Return exactly the lines of the data below, from the one that contains "Transcribe this image's" through the final line, and leave out every picture.
** start INPUT MATERIAL **
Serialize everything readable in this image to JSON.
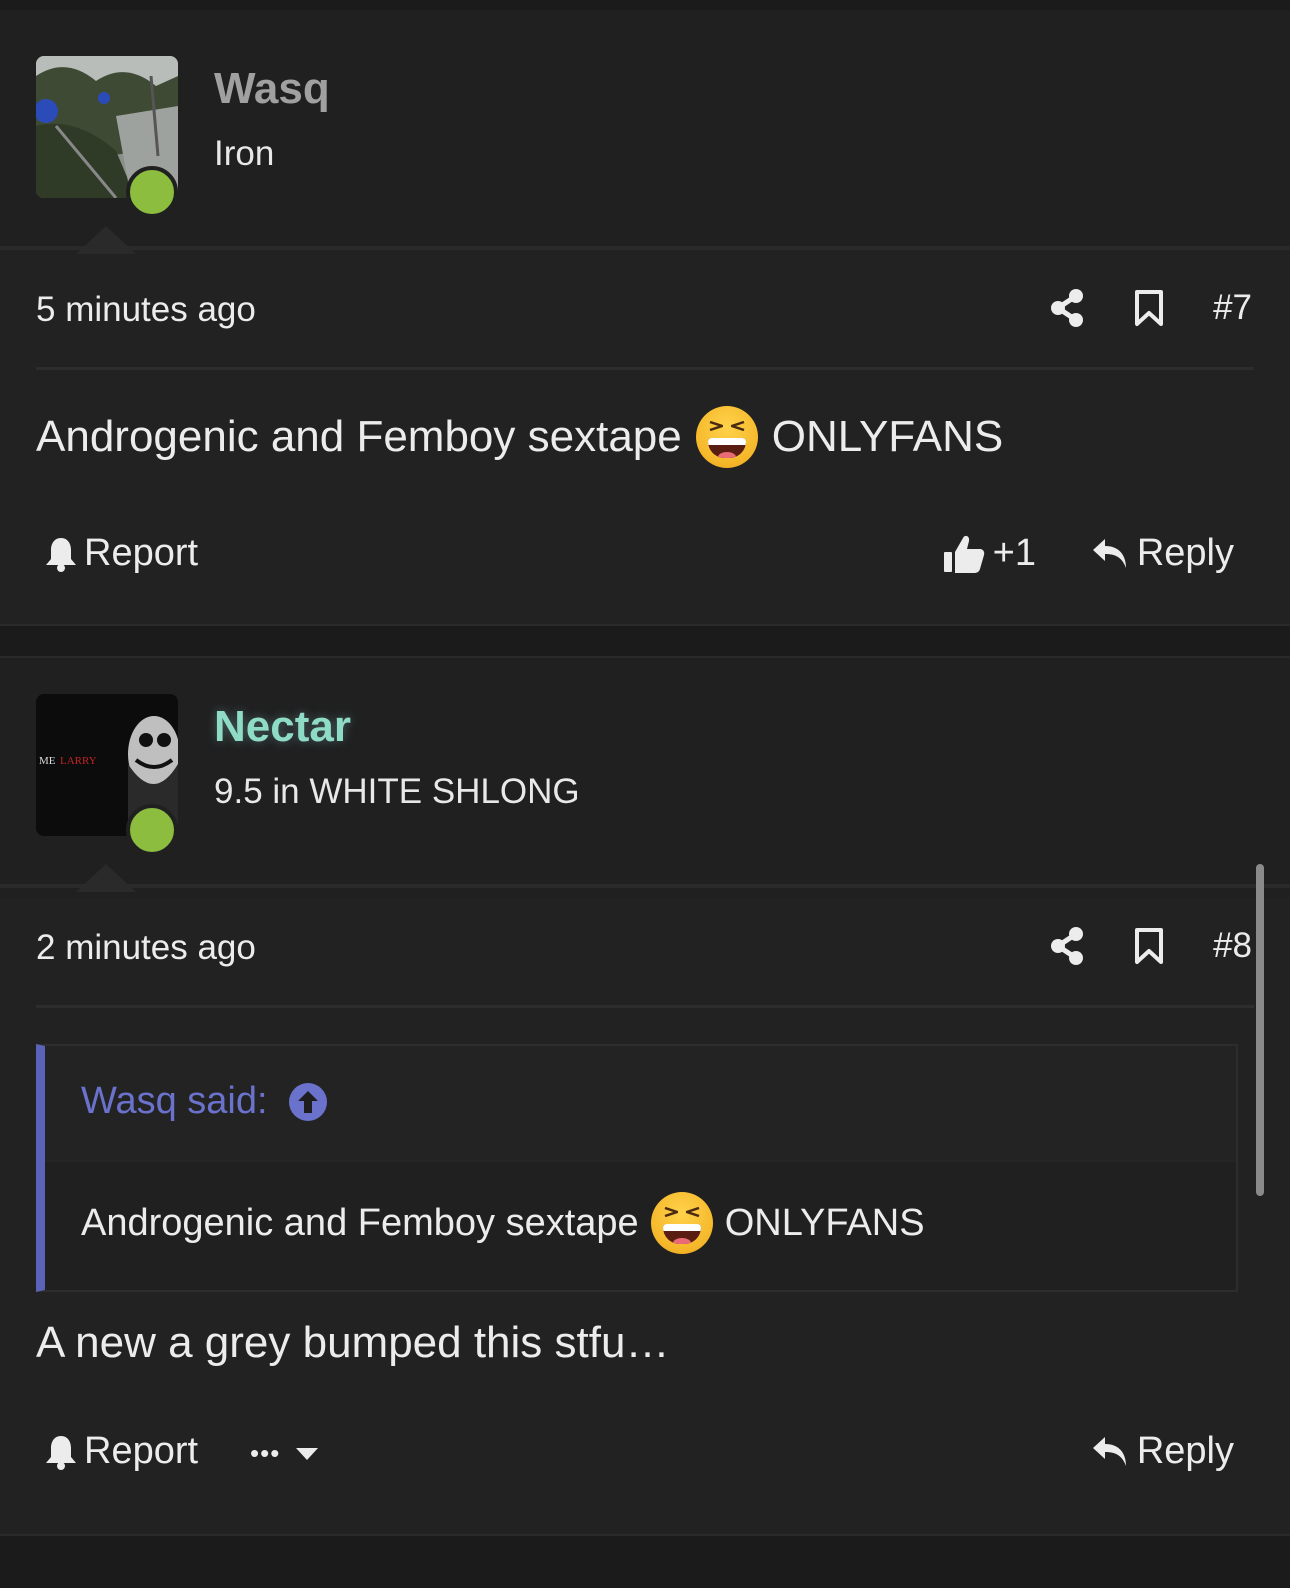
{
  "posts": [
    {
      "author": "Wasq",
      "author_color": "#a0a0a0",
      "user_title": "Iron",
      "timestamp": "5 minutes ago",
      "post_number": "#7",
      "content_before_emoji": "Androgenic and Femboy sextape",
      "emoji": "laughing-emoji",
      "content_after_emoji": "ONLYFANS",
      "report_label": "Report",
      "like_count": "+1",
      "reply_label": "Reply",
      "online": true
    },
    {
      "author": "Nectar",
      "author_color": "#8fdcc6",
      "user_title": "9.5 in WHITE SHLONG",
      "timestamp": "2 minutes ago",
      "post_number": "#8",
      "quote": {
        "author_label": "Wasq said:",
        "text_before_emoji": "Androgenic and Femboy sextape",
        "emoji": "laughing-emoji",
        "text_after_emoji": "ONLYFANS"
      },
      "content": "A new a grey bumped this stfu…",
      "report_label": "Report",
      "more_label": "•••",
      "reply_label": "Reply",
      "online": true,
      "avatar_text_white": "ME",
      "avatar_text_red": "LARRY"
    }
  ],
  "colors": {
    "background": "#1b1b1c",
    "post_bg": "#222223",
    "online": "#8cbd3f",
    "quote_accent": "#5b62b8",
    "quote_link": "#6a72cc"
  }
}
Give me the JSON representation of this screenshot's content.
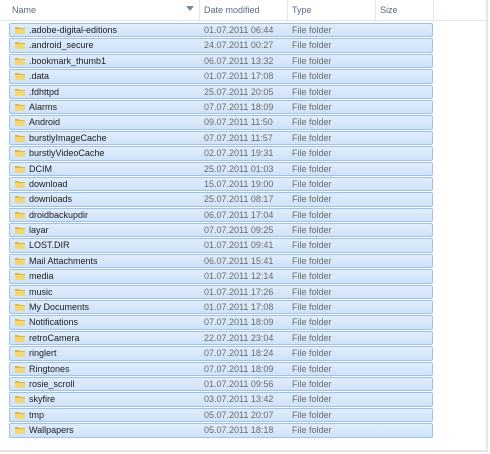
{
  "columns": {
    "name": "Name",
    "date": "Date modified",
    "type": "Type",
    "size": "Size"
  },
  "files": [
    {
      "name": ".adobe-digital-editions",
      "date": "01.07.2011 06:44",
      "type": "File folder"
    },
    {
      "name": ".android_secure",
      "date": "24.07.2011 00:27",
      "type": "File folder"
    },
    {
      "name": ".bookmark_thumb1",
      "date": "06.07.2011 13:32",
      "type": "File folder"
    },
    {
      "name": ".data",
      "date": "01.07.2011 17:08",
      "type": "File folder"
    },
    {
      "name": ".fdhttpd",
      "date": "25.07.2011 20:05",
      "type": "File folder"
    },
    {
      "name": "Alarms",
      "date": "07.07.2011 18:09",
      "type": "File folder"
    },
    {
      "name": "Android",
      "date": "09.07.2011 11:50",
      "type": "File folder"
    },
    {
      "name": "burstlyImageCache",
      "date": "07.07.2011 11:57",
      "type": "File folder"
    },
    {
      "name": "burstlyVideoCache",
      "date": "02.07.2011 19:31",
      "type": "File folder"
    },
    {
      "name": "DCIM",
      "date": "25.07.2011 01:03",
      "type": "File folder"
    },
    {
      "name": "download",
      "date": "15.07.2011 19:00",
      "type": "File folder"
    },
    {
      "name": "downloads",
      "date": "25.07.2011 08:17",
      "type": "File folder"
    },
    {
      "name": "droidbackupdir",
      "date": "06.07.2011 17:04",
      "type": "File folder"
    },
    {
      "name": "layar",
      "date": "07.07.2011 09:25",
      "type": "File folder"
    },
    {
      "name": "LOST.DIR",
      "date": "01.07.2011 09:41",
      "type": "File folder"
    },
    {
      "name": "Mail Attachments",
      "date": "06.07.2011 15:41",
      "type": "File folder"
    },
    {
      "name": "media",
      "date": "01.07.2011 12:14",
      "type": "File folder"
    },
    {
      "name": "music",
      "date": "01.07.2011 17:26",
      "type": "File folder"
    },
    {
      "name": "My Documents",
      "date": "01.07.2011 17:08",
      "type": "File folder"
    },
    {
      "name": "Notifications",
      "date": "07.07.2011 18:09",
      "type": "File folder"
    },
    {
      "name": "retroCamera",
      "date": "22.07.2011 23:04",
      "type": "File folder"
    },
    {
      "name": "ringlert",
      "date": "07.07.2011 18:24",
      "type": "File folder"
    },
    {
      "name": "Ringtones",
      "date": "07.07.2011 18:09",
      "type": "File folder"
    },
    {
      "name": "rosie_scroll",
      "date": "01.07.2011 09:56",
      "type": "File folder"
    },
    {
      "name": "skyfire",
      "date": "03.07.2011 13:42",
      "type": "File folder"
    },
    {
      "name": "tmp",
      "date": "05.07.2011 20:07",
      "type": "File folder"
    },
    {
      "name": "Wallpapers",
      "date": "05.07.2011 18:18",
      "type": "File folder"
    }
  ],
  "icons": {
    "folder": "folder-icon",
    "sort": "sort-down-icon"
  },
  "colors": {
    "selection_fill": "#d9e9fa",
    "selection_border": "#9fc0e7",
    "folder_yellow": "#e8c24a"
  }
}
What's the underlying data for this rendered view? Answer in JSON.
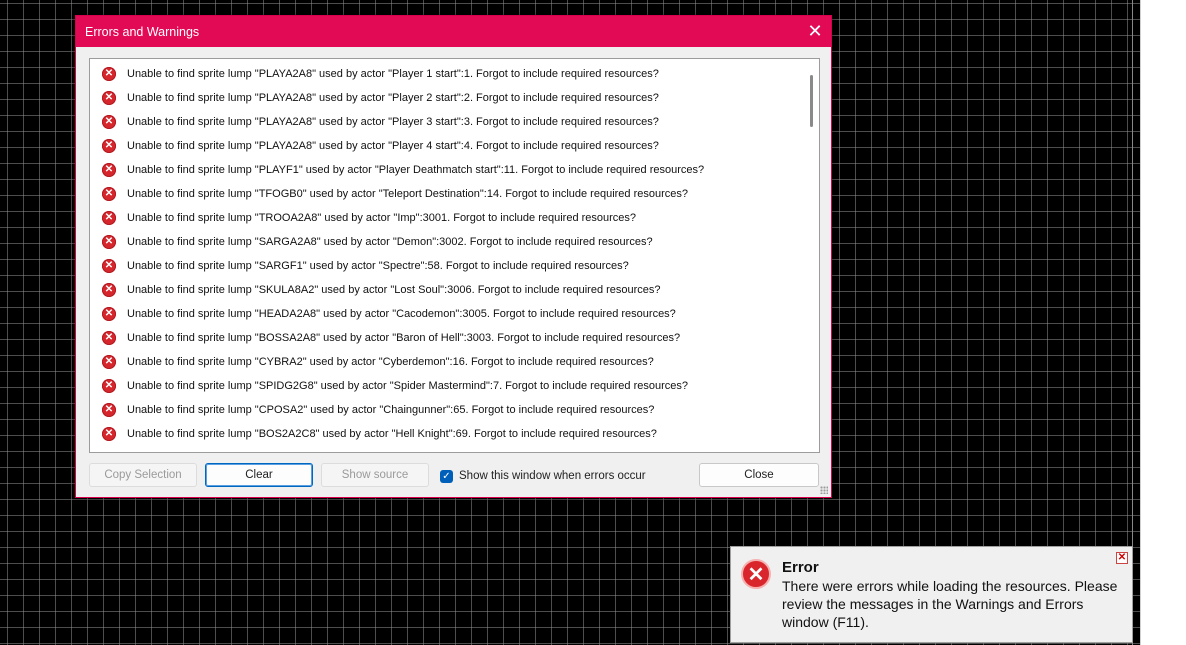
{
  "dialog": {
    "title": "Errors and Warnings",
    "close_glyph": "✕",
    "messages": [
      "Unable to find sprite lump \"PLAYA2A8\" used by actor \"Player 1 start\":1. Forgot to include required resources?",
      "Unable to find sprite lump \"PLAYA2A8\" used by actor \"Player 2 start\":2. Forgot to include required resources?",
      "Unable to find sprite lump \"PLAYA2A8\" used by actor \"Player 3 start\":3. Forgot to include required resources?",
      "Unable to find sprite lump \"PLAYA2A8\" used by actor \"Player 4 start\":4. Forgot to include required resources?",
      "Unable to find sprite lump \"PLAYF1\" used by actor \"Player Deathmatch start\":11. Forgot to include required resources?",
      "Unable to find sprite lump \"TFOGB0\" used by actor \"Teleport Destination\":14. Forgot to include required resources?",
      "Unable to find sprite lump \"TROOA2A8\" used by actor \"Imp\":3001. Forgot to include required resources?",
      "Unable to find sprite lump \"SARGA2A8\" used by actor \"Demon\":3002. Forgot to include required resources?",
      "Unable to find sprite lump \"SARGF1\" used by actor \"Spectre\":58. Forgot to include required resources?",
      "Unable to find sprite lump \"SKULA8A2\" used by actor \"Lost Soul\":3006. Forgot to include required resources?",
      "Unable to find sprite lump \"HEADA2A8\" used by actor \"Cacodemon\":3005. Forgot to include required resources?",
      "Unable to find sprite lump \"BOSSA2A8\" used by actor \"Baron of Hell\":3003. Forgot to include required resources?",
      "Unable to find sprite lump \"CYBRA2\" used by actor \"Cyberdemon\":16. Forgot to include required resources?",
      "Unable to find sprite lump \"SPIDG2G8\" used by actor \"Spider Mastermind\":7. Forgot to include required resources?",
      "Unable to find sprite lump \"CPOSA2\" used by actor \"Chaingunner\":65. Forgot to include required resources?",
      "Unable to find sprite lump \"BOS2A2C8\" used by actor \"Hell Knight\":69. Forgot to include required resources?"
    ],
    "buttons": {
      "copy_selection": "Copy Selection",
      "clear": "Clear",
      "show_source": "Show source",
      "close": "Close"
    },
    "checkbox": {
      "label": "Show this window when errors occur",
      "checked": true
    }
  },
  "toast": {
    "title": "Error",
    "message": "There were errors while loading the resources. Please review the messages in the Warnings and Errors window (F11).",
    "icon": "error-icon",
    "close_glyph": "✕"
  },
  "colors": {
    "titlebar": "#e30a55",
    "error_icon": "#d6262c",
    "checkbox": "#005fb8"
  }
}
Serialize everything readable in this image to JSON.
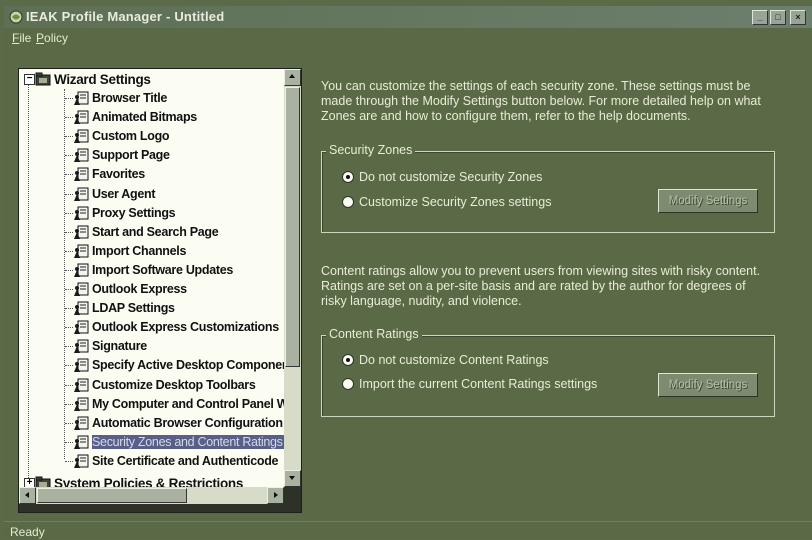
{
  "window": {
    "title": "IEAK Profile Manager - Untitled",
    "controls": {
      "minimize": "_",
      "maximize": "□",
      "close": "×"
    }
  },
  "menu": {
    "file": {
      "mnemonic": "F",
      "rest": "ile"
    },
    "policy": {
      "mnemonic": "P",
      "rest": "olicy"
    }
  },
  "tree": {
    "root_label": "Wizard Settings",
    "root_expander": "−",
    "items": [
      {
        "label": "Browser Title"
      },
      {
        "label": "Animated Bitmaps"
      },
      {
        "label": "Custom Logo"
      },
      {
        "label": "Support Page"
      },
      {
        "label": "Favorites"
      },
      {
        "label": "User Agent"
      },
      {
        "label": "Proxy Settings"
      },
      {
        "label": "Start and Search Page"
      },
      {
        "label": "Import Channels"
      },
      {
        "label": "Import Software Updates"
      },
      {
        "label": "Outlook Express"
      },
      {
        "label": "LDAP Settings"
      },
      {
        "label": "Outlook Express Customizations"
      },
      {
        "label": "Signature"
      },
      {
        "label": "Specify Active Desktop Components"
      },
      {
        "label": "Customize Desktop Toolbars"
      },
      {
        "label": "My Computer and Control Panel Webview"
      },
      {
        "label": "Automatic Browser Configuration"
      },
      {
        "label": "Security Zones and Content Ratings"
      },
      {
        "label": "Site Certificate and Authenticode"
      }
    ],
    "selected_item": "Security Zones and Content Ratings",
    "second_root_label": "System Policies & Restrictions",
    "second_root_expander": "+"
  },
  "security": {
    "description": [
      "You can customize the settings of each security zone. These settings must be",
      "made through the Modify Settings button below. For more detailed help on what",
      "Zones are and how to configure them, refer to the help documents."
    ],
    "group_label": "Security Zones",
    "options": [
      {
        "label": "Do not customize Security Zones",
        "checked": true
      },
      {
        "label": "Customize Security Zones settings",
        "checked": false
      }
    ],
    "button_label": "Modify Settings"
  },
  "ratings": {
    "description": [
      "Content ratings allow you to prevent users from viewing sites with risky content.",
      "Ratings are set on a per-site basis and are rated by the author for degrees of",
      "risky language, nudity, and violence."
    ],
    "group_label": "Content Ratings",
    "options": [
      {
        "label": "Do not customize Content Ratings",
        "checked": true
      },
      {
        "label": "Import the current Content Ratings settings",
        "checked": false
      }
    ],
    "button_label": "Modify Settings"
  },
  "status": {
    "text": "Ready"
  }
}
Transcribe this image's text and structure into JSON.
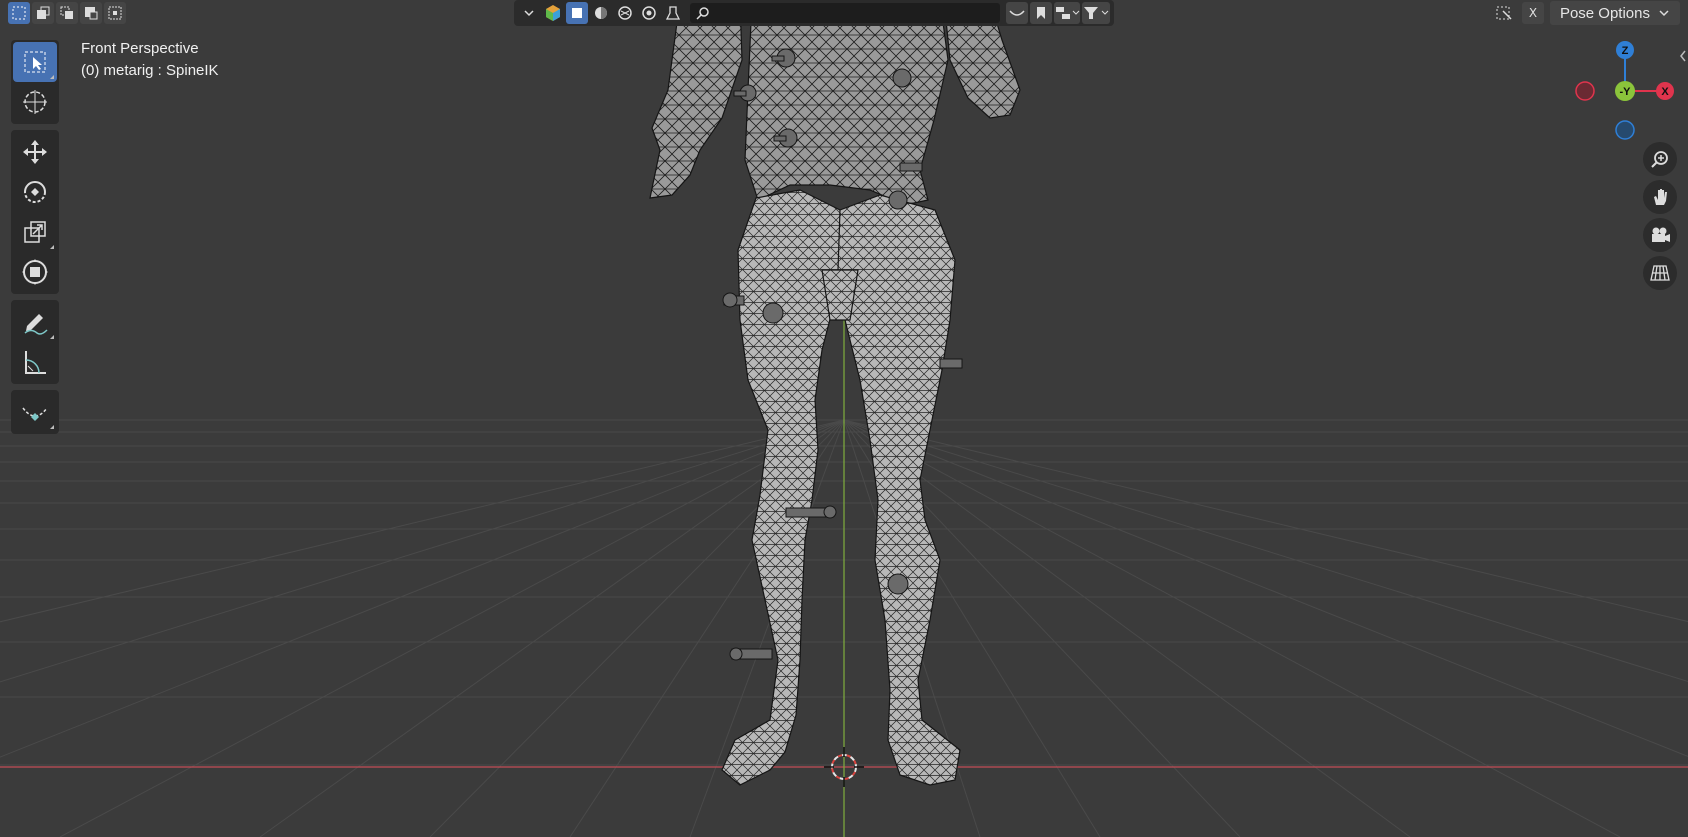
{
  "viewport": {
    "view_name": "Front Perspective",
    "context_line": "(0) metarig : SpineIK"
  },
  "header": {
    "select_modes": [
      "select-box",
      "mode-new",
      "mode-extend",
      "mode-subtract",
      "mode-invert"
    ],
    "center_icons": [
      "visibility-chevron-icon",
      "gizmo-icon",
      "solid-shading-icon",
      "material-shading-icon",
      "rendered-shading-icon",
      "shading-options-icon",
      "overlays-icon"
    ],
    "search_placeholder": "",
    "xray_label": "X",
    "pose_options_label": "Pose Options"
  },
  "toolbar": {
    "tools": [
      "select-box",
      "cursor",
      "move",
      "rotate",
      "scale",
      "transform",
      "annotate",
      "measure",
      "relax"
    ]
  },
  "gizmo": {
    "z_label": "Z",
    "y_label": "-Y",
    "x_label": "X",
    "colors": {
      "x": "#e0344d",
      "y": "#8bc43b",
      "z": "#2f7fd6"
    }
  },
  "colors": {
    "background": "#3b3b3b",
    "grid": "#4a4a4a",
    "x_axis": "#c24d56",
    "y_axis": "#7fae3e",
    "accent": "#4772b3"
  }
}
** end INPUT MATERIAL **
RESPONSE BELOW>
Transcribe this image's text and structure into JSON.
{
  "viewport": {
    "view_name": "Front Perspective",
    "context_line": "(0) metarig : SpineIK"
  },
  "header": {
    "select_modes": [
      "select-box",
      "mode-new",
      "mode-extend",
      "mode-subtract",
      "mode-invert"
    ],
    "center_icons": [
      "visibility-chevron-icon",
      "gizmo-icon",
      "solid-shading-icon",
      "material-shading-icon",
      "rendered-shading-icon",
      "shading-options-icon",
      "overlays-icon"
    ],
    "search_placeholder": "",
    "xray_label": "X",
    "pose_options_label": "Pose Options"
  },
  "toolbar": {
    "tools": [
      "select-box",
      "cursor",
      "move",
      "rotate",
      "scale",
      "transform",
      "annotate",
      "measure",
      "relax"
    ]
  },
  "gizmo": {
    "z_label": "Z",
    "y_label": "-Y",
    "x_label": "X",
    "colors": {
      "x": "#e0344d",
      "y": "#8bc43b",
      "z": "#2f7fd6"
    }
  },
  "colors": {
    "background": "#3b3b3b",
    "grid": "#4a4a4a",
    "x_axis": "#c24d56",
    "y_axis": "#7fae3e",
    "accent": "#4772b3"
  }
}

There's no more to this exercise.